- _TASK TO COMPLETE_
Your task is to repeat all of the material exactly.

Records

= = = = = = =

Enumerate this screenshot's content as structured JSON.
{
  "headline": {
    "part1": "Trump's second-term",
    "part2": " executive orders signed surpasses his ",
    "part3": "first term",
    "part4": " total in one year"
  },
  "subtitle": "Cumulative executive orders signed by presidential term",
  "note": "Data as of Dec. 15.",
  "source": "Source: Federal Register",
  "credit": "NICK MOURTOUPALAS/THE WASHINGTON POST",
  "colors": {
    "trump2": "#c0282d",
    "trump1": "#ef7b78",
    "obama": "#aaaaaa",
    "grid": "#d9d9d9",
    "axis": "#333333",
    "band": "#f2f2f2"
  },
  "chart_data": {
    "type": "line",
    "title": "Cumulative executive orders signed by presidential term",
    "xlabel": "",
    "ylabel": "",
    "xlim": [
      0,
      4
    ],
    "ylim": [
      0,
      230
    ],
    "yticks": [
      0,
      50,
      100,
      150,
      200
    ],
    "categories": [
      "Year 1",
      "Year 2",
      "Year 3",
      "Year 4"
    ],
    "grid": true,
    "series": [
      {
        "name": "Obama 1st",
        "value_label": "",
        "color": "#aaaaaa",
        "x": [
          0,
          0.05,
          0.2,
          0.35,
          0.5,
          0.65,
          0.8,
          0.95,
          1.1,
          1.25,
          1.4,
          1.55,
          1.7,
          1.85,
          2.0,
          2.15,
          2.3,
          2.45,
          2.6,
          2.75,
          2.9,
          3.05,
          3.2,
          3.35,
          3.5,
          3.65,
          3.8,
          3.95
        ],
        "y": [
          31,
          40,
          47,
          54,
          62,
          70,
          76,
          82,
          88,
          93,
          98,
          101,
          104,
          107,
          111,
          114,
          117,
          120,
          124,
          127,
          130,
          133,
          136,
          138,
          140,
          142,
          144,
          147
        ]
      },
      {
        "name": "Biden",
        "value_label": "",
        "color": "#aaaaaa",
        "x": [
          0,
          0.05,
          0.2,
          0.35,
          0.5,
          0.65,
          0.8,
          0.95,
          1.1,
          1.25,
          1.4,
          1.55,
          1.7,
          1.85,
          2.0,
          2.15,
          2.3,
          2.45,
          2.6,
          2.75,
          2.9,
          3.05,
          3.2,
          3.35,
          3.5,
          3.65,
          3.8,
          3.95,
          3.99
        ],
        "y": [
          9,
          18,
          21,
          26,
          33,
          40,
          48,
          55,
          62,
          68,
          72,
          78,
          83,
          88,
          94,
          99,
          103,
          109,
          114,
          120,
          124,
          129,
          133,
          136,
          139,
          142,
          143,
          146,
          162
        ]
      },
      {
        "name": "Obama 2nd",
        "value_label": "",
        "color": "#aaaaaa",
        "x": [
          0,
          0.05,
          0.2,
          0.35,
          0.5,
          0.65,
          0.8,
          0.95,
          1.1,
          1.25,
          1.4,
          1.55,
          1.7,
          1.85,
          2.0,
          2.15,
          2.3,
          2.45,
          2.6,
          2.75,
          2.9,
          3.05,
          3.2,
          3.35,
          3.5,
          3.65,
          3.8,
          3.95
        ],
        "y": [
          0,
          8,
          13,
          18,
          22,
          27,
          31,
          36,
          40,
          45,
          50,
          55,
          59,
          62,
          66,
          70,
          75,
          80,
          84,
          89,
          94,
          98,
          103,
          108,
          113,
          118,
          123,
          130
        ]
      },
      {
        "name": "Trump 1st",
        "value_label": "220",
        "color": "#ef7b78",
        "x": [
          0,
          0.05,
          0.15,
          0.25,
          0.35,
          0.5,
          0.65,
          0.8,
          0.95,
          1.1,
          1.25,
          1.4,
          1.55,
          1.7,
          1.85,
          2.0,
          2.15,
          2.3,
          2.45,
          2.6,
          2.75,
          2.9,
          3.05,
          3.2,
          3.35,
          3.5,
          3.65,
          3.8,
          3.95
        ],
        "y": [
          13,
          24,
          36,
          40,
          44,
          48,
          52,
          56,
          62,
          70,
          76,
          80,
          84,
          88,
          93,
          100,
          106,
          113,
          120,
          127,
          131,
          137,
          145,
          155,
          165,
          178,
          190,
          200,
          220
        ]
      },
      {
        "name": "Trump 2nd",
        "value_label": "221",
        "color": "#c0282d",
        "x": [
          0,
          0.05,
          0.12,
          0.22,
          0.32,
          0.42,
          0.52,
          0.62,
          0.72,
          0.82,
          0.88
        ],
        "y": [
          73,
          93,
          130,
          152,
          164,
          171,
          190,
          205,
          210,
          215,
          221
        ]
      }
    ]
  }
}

= = = = = = =

- _FINAL RESULT_
Enumerate this screenshot's content as structured JSON.
{
  "headline": {
    "part1": "Trump's second-term",
    "part2": " executive orders signed surpasses his ",
    "part3": "first term",
    "part4": " total in one year"
  },
  "subtitle": "Cumulative executive orders signed by presidential term",
  "note": "Data as of Dec. 15.",
  "source": "Source: Federal Register",
  "credit": "NICK MOURTOUPALAS/THE WASHINGTON POST",
  "colors": {
    "trump2": "#c0282d",
    "trump1": "#ef7b78",
    "obama": "#aaaaaa",
    "grid": "#d9d9d9",
    "axis": "#333333",
    "band": "#f2f2f2"
  },
  "chart_data": {
    "type": "line",
    "title": "Cumulative executive orders signed by presidential term",
    "xlabel": "",
    "ylabel": "",
    "xlim": [
      0,
      4
    ],
    "ylim": [
      0,
      230
    ],
    "yticks": [
      0,
      50,
      100,
      150,
      200
    ],
    "categories": [
      "Year 1",
      "Year 2",
      "Year 3",
      "Year 4"
    ],
    "grid": true,
    "series": [
      {
        "name": "Obama 1st",
        "value_label": "",
        "color": "#aaaaaa",
        "x": [
          0,
          0.05,
          0.2,
          0.35,
          0.5,
          0.65,
          0.8,
          0.95,
          1.1,
          1.25,
          1.4,
          1.55,
          1.7,
          1.85,
          2.0,
          2.15,
          2.3,
          2.45,
          2.6,
          2.75,
          2.9,
          3.05,
          3.2,
          3.35,
          3.5,
          3.65,
          3.8,
          3.95
        ],
        "y": [
          31,
          40,
          47,
          54,
          62,
          70,
          76,
          82,
          88,
          93,
          98,
          101,
          104,
          107,
          111,
          114,
          117,
          120,
          124,
          127,
          130,
          133,
          136,
          138,
          140,
          142,
          144,
          147
        ]
      },
      {
        "name": "Biden",
        "value_label": "",
        "color": "#aaaaaa",
        "x": [
          0,
          0.05,
          0.2,
          0.35,
          0.5,
          0.65,
          0.8,
          0.95,
          1.1,
          1.25,
          1.4,
          1.55,
          1.7,
          1.85,
          2.0,
          2.15,
          2.3,
          2.45,
          2.6,
          2.75,
          2.9,
          3.05,
          3.2,
          3.35,
          3.5,
          3.65,
          3.8,
          3.95,
          3.99
        ],
        "y": [
          9,
          18,
          21,
          26,
          33,
          40,
          48,
          55,
          62,
          68,
          72,
          78,
          83,
          88,
          94,
          99,
          103,
          109,
          114,
          120,
          124,
          129,
          133,
          136,
          139,
          142,
          143,
          146,
          162
        ]
      },
      {
        "name": "Obama 2nd",
        "value_label": "",
        "color": "#aaaaaa",
        "x": [
          0,
          0.05,
          0.2,
          0.35,
          0.5,
          0.65,
          0.8,
          0.95,
          1.1,
          1.25,
          1.4,
          1.55,
          1.7,
          1.85,
          2.0,
          2.15,
          2.3,
          2.45,
          2.6,
          2.75,
          2.9,
          3.05,
          3.2,
          3.35,
          3.5,
          3.65,
          3.8,
          3.95
        ],
        "y": [
          0,
          8,
          13,
          18,
          22,
          27,
          31,
          36,
          40,
          45,
          50,
          55,
          59,
          62,
          66,
          70,
          75,
          80,
          84,
          89,
          94,
          98,
          103,
          108,
          113,
          118,
          123,
          130
        ]
      },
      {
        "name": "Trump 1st",
        "value_label": "220",
        "color": "#ef7b78",
        "x": [
          0,
          0.05,
          0.15,
          0.25,
          0.35,
          0.5,
          0.65,
          0.8,
          0.95,
          1.1,
          1.25,
          1.4,
          1.55,
          1.7,
          1.85,
          2.0,
          2.15,
          2.3,
          2.45,
          2.6,
          2.75,
          2.9,
          3.05,
          3.2,
          3.35,
          3.5,
          3.65,
          3.8,
          3.95
        ],
        "y": [
          13,
          24,
          36,
          40,
          44,
          48,
          52,
          56,
          62,
          70,
          76,
          80,
          84,
          88,
          93,
          100,
          106,
          113,
          120,
          127,
          131,
          137,
          145,
          155,
          165,
          178,
          190,
          200,
          220
        ]
      },
      {
        "name": "Trump 2nd",
        "value_label": "221",
        "color": "#c0282d",
        "x": [
          0,
          0.05,
          0.12,
          0.22,
          0.32,
          0.42,
          0.52,
          0.62,
          0.72,
          0.82,
          0.88
        ],
        "y": [
          73,
          93,
          130,
          152,
          164,
          171,
          190,
          205,
          210,
          215,
          221
        ]
      }
    ]
  }
}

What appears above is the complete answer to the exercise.